> [Exercise objective]:
Filter the records for lines holding the string "Uninsured".
:: Supplied data
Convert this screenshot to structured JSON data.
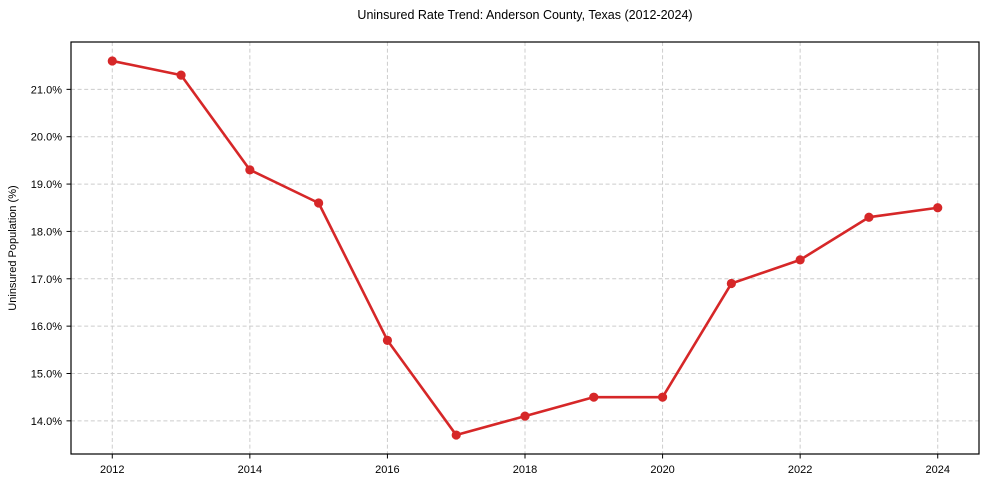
{
  "figure": {
    "background": "#ffffff"
  },
  "chart_data": {
    "type": "line",
    "title": "Uninsured Rate Trend: Anderson County, Texas (2012-2024)",
    "xlabel": "",
    "ylabel": "Uninsured Population (%)",
    "x": [
      2012,
      2013,
      2014,
      2015,
      2016,
      2017,
      2018,
      2019,
      2020,
      2021,
      2022,
      2023,
      2024
    ],
    "values": [
      21.6,
      21.3,
      19.3,
      18.6,
      15.7,
      13.7,
      14.1,
      14.5,
      14.5,
      16.9,
      17.4,
      18.3,
      18.5
    ],
    "x_ticks": [
      2012,
      2014,
      2016,
      2018,
      2020,
      2022,
      2024
    ],
    "x_tick_labels": [
      "2012",
      "2014",
      "2016",
      "2018",
      "2020",
      "2022",
      "2024"
    ],
    "y_ticks": [
      14.0,
      15.0,
      16.0,
      17.0,
      18.0,
      19.0,
      20.0,
      21.0
    ],
    "y_tick_labels": [
      "14.0%",
      "15.0%",
      "16.0%",
      "17.0%",
      "18.0%",
      "19.0%",
      "20.0%",
      "21.0%"
    ],
    "xlim": [
      2011.4,
      2024.6
    ],
    "ylim": [
      13.3,
      22.0
    ],
    "grid": true,
    "grid_style": "dashed",
    "legend_position": "none",
    "line_color": "#d62728",
    "marker": "circle",
    "grid_color": "#cccccc",
    "axis_color": "#000000"
  }
}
::::
> [Written response]:
    "title": "Uninsured Rate Trend: Anderson County, Texas (2012-2024)",
    "ylabel": "Uninsured Population (%)",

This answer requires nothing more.